Set exercise: Please copy the material below word for word, starting at the line that contains "level-tag [752, 11, 800, 26]" and stopping after the line that contains "y-tick-label: 1.19770 [758, 25, 798, 37]".

-- start Material --

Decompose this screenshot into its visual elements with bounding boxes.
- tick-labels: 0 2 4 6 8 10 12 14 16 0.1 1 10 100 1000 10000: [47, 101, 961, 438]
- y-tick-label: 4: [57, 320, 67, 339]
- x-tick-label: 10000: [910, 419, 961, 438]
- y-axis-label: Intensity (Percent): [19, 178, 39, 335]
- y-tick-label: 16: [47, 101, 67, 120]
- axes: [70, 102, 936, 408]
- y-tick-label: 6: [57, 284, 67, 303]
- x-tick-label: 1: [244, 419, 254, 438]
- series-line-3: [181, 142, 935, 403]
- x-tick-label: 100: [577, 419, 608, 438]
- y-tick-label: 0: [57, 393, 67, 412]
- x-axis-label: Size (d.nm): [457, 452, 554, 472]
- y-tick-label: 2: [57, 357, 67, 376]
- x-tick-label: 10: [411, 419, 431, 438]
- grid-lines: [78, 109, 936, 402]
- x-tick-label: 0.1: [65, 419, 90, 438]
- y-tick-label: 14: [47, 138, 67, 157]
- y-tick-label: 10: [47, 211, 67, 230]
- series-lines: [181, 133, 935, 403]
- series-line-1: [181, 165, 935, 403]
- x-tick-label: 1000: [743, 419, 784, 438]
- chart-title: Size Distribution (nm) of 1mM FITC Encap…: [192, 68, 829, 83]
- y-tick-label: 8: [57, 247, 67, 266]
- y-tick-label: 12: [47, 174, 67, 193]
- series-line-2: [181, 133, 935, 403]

-- end Material --
-- start Material --

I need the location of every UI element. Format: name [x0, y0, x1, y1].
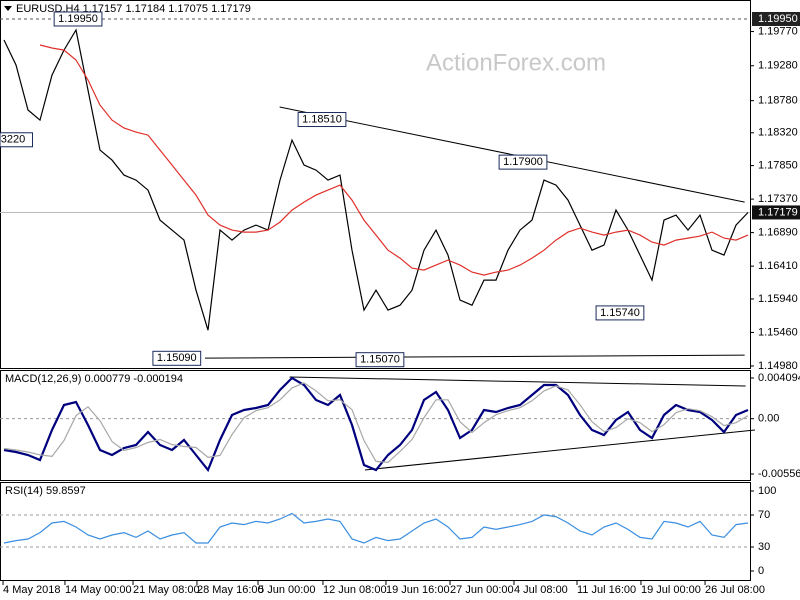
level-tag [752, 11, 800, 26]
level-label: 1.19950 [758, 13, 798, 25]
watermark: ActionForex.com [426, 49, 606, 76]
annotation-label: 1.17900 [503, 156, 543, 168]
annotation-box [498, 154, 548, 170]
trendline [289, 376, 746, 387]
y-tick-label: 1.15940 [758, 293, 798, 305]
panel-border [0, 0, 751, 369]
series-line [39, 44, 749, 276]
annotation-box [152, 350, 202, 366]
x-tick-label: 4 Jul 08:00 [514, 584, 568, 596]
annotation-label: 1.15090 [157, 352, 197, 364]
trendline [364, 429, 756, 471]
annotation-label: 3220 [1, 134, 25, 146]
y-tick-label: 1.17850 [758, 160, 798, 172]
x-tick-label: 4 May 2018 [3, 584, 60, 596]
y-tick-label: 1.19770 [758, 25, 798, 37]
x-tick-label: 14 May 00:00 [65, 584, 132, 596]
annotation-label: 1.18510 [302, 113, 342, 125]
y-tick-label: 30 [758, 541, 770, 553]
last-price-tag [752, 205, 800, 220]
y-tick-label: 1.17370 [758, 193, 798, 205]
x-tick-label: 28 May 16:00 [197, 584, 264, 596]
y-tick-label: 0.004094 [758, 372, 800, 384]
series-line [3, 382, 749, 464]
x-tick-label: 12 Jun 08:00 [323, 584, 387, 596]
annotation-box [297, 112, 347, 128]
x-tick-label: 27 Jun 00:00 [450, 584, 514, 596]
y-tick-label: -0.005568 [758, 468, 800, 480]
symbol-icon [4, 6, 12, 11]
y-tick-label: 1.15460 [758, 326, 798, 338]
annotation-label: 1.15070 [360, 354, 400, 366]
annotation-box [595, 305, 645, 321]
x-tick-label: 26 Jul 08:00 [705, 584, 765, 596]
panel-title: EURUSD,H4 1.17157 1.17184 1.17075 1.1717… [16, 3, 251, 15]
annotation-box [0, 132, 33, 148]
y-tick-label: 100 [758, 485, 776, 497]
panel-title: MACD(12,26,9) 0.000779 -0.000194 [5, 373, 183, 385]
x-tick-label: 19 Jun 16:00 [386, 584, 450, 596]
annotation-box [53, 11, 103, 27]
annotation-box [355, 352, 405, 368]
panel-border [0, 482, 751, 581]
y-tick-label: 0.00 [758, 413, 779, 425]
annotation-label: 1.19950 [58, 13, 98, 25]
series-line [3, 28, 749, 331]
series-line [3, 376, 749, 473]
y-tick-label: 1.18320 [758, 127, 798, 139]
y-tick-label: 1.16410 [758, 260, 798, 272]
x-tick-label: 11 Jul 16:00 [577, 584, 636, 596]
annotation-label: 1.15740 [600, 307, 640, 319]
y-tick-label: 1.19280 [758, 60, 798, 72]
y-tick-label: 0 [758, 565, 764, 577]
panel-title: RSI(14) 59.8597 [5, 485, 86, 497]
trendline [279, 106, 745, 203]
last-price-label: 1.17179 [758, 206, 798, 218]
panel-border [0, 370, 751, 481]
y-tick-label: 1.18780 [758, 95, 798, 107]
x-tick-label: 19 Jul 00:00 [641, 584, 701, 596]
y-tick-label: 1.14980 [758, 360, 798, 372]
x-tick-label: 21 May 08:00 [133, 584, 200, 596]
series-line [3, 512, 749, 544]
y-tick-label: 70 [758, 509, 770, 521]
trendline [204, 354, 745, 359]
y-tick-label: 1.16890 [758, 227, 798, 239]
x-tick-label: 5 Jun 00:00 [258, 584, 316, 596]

-- end Material --

Result of the task:
level-tag [752, 11, 800, 26]
level-label: 1.19950 [758, 13, 798, 25]
watermark: ActionForex.com [426, 49, 606, 76]
annotation-label: 1.17900 [503, 156, 543, 168]
annotation-box [498, 154, 548, 170]
trendline [289, 376, 746, 387]
y-tick-label: 1.15940 [758, 293, 798, 305]
panel-border [0, 0, 751, 369]
series-line [39, 44, 749, 276]
annotation-box [152, 350, 202, 366]
x-tick-label: 4 Jul 08:00 [514, 584, 568, 596]
annotation-label: 1.15090 [157, 352, 197, 364]
trendline [364, 429, 756, 471]
annotation-label: 3220 [1, 134, 25, 146]
y-tick-label: 1.17850 [758, 160, 798, 172]
x-tick-label: 4 May 2018 [3, 584, 60, 596]
y-tick-label: 1.19770 [758, 25, 798, 37]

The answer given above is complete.